Transcribe the listing below word for word.

[Entries taken from a collection]

--- BEGIN ---

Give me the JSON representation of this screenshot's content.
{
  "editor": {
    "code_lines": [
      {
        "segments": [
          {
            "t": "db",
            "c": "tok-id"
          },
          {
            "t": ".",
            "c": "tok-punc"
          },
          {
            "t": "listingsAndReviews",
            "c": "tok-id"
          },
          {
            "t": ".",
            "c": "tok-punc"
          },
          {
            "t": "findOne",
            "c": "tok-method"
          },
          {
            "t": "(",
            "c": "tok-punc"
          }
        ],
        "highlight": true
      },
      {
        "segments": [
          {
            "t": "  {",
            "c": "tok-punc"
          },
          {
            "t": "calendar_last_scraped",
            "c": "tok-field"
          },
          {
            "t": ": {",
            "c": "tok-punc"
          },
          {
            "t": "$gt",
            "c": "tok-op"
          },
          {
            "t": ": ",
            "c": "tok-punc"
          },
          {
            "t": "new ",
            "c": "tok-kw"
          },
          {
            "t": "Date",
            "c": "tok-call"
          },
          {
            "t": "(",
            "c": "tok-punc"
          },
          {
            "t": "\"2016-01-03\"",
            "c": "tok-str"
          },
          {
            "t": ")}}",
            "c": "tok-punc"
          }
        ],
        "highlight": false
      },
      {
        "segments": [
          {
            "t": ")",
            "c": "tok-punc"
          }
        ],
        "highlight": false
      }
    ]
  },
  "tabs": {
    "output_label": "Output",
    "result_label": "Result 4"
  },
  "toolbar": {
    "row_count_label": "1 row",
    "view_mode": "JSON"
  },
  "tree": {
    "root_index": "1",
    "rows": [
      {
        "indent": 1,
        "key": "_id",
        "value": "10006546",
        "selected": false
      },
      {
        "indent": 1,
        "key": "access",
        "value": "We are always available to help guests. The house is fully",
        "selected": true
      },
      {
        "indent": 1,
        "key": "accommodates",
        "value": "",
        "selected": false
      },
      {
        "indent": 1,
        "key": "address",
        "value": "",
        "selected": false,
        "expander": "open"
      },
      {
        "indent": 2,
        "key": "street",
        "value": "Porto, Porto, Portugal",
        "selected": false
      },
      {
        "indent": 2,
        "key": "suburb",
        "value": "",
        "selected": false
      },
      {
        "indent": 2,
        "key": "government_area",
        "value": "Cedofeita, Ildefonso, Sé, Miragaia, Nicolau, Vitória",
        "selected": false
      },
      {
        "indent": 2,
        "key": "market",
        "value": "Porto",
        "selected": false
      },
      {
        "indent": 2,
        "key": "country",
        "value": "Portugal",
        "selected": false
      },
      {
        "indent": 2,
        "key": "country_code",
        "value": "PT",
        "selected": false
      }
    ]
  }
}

--- END ---

ANSWER FOR THE TASK:
Give me the JSON representation of this screenshot's content.
{
  "editor": {
    "code_lines": [
      {
        "segments": [
          {
            "t": "db",
            "c": "tok-id"
          },
          {
            "t": ".",
            "c": "tok-punc"
          },
          {
            "t": "listingsAndReviews",
            "c": "tok-id"
          },
          {
            "t": ".",
            "c": "tok-punc"
          },
          {
            "t": "findOne",
            "c": "tok-method"
          },
          {
            "t": "(",
            "c": "tok-punc"
          }
        ],
        "highlight": true
      },
      {
        "segments": [
          {
            "t": "  {",
            "c": "tok-punc"
          },
          {
            "t": "calendar_last_scraped",
            "c": "tok-field"
          },
          {
            "t": ": {",
            "c": "tok-punc"
          },
          {
            "t": "$gt",
            "c": "tok-op"
          },
          {
            "t": ": ",
            "c": "tok-punc"
          },
          {
            "t": "new ",
            "c": "tok-kw"
          },
          {
            "t": "Date",
            "c": "tok-call"
          },
          {
            "t": "(",
            "c": "tok-punc"
          },
          {
            "t": "\"2016-01-03\"",
            "c": "tok-str"
          },
          {
            "t": ")}}",
            "c": "tok-punc"
          }
        ],
        "highlight": false
      },
      {
        "segments": [
          {
            "t": ")",
            "c": "tok-punc"
          }
        ],
        "highlight": false
      }
    ]
  },
  "tabs": {
    "output_label": "Output",
    "result_label": "Result 4"
  },
  "toolbar": {
    "row_count_label": "1 row",
    "view_mode": "JSON"
  },
  "tree": {
    "root_index": "1",
    "rows": [
      {
        "indent": 1,
        "key": "_id",
        "value": "10006546",
        "selected": false
      },
      {
        "indent": 1,
        "key": "access",
        "value": "We are always available to help guests. The house is fully",
        "selected": true
      },
      {
        "indent": 1,
        "key": "accommodates",
        "value": "",
        "selected": false
      },
      {
        "indent": 1,
        "key": "address",
        "value": "",
        "selected": false,
        "expander": "open"
      },
      {
        "indent": 2,
        "key": "street",
        "value": "Porto, Porto, Portugal",
        "selected": false
      },
      {
        "indent": 2,
        "key": "suburb",
        "value": "",
        "selected": false
      },
      {
        "indent": 2,
        "key": "government_area",
        "value": "Cedofeita, Ildefonso, Sé, Miragaia, Nicolau, Vitória",
        "selected": false
      },
      {
        "indent": 2,
        "key": "market",
        "value": "Porto",
        "selected": false
      },
      {
        "indent": 2,
        "key": "country",
        "value": "Portugal",
        "selected": false
      },
      {
        "indent": 2,
        "key": "country_code",
        "value": "PT",
        "selected": false
      }
    ]
  }
}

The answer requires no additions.